Rows from a figure dataset:
[Start]

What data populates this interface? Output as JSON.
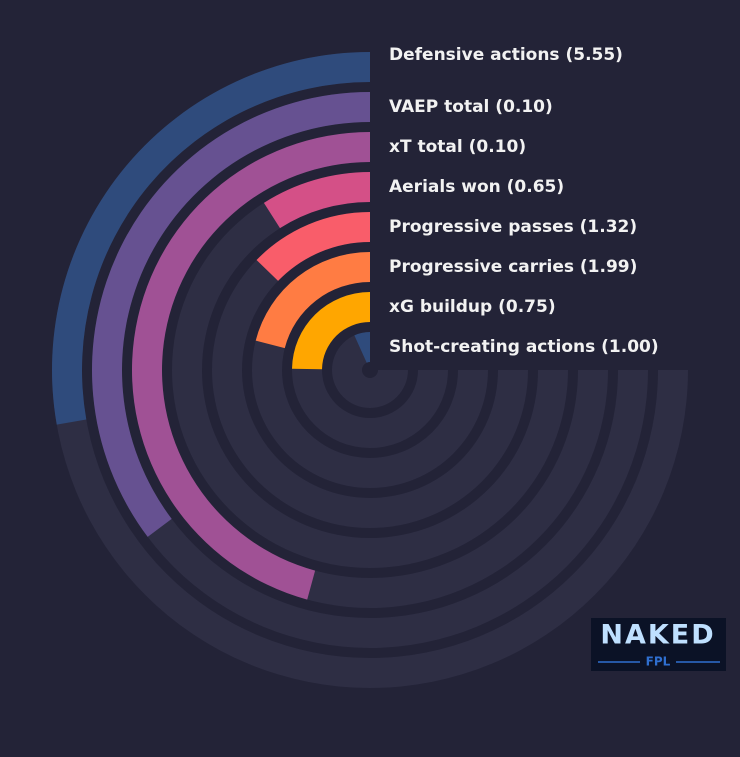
{
  "chart_data": {
    "type": "radial-bar",
    "categories": [
      "Defensive actions (5.55)",
      "VAEP total (0.10)",
      "xT total (0.10)",
      "Aerials won (0.65)",
      "Progressive passes (1.32)",
      "Progressive carries (1.99)",
      "xG buildup (0.75)",
      "Shot-creating actions (1.00)"
    ],
    "values": [
      37,
      47,
      61,
      12,
      17,
      28,
      33,
      9
    ],
    "colors": [
      "#2f4b7c",
      "#665191",
      "#a05195",
      "#d45087",
      "#f95d6a",
      "#ff7c43",
      "#ffa600",
      "#2f4b7c"
    ],
    "ylim": [
      0,
      100
    ]
  },
  "logo": {
    "title": "NAKED",
    "subtitle": "FPL"
  }
}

[End]

#### [Exercise prompt]
Pictures are not part of the copy; reproduce everything else in the records exactly.

#### [Expected output]
What data populates this interface? Output as JSON.
{
  "chart_data": {
    "type": "radial-bar",
    "categories": [
      "Defensive actions (5.55)",
      "VAEP total (0.10)",
      "xT total (0.10)",
      "Aerials won (0.65)",
      "Progressive passes (1.32)",
      "Progressive carries (1.99)",
      "xG buildup (0.75)",
      "Shot-creating actions (1.00)"
    ],
    "values": [
      37,
      47,
      61,
      12,
      17,
      28,
      33,
      9
    ],
    "colors": [
      "#2f4b7c",
      "#665191",
      "#a05195",
      "#d45087",
      "#f95d6a",
      "#ff7c43",
      "#ffa600",
      "#2f4b7c"
    ],
    "ylim": [
      0,
      100
    ]
  },
  "logo": {
    "title": "NAKED",
    "subtitle": "FPL"
  }
}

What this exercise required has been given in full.